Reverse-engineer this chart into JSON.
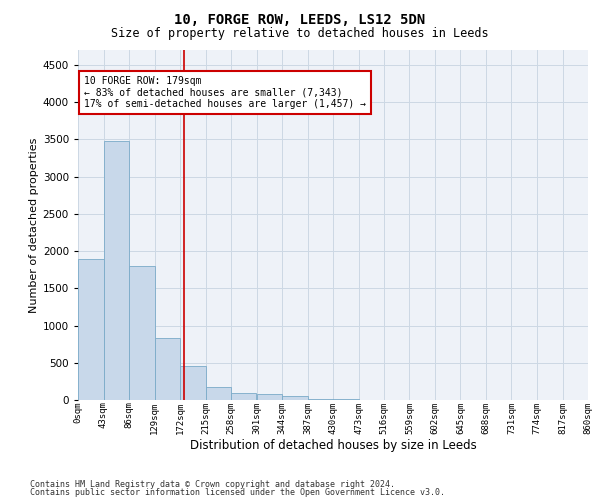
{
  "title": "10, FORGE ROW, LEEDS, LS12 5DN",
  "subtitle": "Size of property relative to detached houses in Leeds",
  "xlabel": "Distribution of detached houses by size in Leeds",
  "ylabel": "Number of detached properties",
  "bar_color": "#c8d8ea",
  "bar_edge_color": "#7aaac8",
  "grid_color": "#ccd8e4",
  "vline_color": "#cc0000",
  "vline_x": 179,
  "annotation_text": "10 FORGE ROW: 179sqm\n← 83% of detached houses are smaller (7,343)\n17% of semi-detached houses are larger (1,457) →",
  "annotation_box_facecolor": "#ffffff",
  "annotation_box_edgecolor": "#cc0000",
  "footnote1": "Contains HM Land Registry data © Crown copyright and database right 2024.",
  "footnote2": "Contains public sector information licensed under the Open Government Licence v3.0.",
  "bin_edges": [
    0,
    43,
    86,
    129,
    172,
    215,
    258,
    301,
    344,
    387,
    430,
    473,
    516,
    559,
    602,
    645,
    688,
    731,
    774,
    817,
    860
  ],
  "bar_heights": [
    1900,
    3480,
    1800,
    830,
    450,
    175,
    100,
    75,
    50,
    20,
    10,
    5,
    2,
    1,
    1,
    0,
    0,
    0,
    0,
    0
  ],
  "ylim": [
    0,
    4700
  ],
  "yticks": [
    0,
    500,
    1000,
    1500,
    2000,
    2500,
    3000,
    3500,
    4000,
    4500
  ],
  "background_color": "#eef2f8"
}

◆ Challenge: Exactly as written, return every line of the listing, but not the pictures.

◆ The output:
Reverse-engineer this chart into JSON.
{
  "title": "10, FORGE ROW, LEEDS, LS12 5DN",
  "subtitle": "Size of property relative to detached houses in Leeds",
  "xlabel": "Distribution of detached houses by size in Leeds",
  "ylabel": "Number of detached properties",
  "bar_color": "#c8d8ea",
  "bar_edge_color": "#7aaac8",
  "grid_color": "#ccd8e4",
  "vline_color": "#cc0000",
  "vline_x": 179,
  "annotation_text": "10 FORGE ROW: 179sqm\n← 83% of detached houses are smaller (7,343)\n17% of semi-detached houses are larger (1,457) →",
  "annotation_box_facecolor": "#ffffff",
  "annotation_box_edgecolor": "#cc0000",
  "footnote1": "Contains HM Land Registry data © Crown copyright and database right 2024.",
  "footnote2": "Contains public sector information licensed under the Open Government Licence v3.0.",
  "bin_edges": [
    0,
    43,
    86,
    129,
    172,
    215,
    258,
    301,
    344,
    387,
    430,
    473,
    516,
    559,
    602,
    645,
    688,
    731,
    774,
    817,
    860
  ],
  "bar_heights": [
    1900,
    3480,
    1800,
    830,
    450,
    175,
    100,
    75,
    50,
    20,
    10,
    5,
    2,
    1,
    1,
    0,
    0,
    0,
    0,
    0
  ],
  "ylim": [
    0,
    4700
  ],
  "yticks": [
    0,
    500,
    1000,
    1500,
    2000,
    2500,
    3000,
    3500,
    4000,
    4500
  ],
  "background_color": "#eef2f8"
}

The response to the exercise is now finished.